[Problem description]
Extract, from the records beneath this instruction, each line that contains the word "есть".

[Materials provided]
------------------------------
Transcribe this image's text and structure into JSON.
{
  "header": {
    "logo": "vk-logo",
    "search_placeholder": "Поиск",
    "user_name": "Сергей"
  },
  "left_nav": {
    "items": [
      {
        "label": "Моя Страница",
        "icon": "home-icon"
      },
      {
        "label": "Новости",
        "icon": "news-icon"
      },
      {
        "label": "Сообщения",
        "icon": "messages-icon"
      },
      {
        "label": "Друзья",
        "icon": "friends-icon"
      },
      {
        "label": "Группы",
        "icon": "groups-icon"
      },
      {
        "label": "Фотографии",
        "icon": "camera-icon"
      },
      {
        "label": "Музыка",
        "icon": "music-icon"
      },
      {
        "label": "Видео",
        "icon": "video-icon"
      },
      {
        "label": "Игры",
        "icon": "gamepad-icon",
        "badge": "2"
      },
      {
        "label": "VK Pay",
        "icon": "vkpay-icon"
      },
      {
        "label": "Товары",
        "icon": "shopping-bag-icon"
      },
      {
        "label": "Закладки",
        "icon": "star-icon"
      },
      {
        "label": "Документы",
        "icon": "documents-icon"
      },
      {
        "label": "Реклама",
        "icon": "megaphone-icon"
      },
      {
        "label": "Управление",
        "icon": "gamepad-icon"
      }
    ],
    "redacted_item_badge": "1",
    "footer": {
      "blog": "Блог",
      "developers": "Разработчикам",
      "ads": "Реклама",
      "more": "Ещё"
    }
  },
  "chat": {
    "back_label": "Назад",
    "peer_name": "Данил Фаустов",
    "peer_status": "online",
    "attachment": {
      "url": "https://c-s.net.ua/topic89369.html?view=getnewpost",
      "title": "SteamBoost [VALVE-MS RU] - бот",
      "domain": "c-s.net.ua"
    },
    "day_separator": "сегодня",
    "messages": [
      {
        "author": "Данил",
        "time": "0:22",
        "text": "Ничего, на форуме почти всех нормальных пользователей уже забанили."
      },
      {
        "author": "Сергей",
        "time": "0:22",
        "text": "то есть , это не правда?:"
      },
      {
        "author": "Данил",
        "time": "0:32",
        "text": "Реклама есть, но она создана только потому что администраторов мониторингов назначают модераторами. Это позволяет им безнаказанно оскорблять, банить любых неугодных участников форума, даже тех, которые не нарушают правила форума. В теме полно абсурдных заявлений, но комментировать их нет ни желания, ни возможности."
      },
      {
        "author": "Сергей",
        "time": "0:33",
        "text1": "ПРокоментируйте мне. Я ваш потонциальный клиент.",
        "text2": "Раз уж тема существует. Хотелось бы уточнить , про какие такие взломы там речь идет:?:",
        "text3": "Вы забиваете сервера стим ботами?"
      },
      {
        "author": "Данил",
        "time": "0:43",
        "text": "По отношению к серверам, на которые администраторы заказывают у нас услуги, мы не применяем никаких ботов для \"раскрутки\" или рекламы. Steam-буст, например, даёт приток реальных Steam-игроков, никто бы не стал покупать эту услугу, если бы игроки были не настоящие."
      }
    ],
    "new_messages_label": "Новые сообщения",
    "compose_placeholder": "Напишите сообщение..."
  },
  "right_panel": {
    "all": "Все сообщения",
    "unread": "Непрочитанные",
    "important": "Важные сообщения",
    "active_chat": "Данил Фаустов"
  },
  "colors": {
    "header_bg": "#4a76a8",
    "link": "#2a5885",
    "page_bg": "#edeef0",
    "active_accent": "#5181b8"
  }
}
------------------------------
[Exercise response]
        "text": "то есть , это не правда?:"
        "text": "Реклама есть, но она создана только потому что администраторов мониторингов назначают модераторами. Это позволяет им безнаказанно оскорблять, банить любых неугодных участников форума, даже тех, которые не нарушают правила форума. В теме полно абсурдных заявлений, но комментировать их нет ни желания, ни возможности."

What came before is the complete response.